Across the entries, how many lines have the string "kind" in them? Reply with only a number.

=== DATA SHOWN ===

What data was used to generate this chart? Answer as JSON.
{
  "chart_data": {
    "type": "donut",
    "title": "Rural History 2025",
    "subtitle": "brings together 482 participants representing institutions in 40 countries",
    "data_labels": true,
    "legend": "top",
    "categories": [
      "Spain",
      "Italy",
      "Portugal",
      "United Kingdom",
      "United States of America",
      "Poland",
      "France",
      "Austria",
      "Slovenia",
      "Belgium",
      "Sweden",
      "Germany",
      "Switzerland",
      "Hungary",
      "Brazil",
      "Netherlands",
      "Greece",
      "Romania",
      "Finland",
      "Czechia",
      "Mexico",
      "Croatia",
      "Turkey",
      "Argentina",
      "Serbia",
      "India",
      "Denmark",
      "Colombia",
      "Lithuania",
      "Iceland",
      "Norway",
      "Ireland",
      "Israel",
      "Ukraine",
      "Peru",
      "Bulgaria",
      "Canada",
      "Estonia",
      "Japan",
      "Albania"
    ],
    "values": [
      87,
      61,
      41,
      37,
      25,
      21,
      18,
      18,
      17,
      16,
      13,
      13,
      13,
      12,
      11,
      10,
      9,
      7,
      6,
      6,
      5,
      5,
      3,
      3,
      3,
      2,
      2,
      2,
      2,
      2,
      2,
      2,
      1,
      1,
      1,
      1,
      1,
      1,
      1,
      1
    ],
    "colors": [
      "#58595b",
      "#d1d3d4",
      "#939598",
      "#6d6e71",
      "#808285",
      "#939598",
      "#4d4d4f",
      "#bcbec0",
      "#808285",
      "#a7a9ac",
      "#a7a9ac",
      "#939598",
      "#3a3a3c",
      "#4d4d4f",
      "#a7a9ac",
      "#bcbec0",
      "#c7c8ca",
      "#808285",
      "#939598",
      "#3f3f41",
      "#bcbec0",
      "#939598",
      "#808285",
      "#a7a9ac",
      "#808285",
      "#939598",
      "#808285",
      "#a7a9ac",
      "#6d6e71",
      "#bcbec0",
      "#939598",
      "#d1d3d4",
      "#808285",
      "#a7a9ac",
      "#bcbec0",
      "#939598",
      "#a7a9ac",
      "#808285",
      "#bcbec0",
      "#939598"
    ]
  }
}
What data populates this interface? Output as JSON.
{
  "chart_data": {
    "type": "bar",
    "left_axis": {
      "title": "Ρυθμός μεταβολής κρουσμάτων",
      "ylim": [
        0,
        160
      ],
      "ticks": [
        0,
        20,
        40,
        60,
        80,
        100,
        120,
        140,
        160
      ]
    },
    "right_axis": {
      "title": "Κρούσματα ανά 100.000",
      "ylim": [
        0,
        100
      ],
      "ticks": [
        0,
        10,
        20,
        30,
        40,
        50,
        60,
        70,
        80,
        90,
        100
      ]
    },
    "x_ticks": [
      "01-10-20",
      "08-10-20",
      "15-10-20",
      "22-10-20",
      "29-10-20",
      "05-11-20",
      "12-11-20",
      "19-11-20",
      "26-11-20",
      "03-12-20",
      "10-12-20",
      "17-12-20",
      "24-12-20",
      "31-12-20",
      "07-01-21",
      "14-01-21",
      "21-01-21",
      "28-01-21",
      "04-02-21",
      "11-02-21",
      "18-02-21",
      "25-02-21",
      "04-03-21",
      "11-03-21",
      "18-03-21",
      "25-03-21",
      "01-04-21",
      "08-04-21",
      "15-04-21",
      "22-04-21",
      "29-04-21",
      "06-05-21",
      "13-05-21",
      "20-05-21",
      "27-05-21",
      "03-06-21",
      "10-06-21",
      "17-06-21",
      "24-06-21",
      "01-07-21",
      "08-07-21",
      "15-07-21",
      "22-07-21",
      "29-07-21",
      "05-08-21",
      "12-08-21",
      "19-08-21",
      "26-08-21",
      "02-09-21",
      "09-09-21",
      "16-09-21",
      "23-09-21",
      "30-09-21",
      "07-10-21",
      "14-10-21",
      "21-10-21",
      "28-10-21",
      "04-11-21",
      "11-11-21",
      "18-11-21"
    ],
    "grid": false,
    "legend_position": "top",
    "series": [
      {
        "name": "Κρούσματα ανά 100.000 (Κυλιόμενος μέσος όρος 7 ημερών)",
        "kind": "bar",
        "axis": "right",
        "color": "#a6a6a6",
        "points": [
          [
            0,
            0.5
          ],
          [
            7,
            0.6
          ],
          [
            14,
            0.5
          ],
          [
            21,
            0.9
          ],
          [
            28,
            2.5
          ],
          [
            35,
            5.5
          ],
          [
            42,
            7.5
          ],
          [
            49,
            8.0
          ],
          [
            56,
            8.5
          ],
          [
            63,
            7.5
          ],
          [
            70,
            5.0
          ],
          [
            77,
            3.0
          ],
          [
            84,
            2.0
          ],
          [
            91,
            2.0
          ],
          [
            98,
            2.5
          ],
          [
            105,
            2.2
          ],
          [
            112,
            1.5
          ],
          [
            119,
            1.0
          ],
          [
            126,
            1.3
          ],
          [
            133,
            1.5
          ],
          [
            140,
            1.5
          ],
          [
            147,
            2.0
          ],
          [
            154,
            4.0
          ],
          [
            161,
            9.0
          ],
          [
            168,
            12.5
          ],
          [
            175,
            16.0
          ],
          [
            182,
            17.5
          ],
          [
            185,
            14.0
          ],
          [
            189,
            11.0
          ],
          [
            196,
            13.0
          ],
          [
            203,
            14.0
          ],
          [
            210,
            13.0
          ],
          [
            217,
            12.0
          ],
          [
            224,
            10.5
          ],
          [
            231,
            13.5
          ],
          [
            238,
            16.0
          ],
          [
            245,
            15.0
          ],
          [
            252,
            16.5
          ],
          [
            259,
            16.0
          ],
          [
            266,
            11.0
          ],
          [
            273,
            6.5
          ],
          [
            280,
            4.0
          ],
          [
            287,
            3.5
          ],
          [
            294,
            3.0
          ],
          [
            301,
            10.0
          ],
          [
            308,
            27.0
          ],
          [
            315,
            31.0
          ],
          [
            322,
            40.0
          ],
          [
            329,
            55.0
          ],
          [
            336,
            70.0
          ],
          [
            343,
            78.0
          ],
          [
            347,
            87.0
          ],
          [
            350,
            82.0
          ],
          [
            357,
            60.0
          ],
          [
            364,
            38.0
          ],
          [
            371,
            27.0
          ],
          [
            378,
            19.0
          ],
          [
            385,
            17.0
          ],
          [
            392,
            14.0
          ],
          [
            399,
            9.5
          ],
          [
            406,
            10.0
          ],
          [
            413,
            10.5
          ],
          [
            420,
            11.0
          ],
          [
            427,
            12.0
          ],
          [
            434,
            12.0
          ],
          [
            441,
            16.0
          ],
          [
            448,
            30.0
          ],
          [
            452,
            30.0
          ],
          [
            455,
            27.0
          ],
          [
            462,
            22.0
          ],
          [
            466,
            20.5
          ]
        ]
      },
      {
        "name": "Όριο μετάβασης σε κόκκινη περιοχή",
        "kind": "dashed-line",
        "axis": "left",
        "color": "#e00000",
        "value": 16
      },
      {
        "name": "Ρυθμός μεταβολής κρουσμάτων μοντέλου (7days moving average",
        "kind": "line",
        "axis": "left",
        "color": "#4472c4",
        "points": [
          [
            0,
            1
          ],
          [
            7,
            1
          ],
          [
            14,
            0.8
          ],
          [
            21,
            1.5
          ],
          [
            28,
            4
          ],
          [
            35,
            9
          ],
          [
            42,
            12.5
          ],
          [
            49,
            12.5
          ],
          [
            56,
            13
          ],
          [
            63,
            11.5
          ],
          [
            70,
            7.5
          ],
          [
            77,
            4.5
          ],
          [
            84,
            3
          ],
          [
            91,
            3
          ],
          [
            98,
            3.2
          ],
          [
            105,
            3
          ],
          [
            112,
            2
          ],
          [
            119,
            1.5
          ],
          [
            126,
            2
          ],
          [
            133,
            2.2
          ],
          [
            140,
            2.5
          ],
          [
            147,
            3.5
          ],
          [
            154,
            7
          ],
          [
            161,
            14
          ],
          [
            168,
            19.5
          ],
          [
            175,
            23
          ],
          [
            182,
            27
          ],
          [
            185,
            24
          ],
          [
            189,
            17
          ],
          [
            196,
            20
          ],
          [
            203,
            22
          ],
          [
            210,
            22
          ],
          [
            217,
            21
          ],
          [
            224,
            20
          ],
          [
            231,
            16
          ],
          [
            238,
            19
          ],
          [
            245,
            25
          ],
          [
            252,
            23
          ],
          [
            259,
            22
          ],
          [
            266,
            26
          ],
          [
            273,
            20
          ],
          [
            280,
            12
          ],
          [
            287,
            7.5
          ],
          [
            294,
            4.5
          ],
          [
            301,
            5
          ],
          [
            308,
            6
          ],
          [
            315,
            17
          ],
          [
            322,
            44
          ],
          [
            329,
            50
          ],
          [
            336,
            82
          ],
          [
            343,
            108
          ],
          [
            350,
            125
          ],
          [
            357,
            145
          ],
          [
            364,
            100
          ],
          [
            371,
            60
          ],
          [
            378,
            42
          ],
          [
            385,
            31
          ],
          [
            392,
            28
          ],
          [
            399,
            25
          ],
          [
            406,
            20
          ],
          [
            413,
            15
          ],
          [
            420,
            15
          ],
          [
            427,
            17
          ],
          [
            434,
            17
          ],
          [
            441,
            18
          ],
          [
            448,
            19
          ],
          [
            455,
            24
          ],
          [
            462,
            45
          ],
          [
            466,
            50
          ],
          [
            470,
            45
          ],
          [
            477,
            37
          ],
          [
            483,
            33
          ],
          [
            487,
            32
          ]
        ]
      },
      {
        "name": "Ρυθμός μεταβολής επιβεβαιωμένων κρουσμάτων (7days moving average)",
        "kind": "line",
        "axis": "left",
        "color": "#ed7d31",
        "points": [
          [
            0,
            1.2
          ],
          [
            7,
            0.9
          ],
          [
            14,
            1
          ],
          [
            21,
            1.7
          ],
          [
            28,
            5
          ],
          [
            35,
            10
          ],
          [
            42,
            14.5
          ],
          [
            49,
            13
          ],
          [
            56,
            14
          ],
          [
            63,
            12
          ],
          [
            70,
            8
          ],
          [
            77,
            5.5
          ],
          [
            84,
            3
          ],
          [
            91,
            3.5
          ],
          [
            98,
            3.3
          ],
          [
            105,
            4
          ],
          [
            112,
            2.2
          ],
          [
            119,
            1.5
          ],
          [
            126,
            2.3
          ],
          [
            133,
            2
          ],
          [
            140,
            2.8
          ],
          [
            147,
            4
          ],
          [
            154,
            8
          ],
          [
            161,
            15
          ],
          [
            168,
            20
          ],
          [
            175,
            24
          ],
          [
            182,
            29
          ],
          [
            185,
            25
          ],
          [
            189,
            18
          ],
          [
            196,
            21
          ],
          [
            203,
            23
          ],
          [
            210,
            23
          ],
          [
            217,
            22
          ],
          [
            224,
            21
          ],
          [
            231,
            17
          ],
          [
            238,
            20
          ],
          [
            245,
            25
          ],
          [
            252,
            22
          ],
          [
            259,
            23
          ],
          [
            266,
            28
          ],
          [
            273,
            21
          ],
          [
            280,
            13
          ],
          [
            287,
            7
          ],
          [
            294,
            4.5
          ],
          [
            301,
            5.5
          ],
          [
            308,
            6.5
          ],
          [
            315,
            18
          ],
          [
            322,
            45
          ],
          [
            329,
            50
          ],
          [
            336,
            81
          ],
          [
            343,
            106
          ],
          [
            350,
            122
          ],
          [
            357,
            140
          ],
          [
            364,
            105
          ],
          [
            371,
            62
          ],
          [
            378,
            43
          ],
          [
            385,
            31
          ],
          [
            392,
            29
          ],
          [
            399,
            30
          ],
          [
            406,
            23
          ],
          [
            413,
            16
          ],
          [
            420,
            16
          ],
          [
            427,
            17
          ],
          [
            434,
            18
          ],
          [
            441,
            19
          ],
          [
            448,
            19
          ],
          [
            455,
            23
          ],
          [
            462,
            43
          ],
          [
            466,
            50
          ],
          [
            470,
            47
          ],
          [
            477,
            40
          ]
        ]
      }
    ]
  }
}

===

*COMPLETED TASK*
4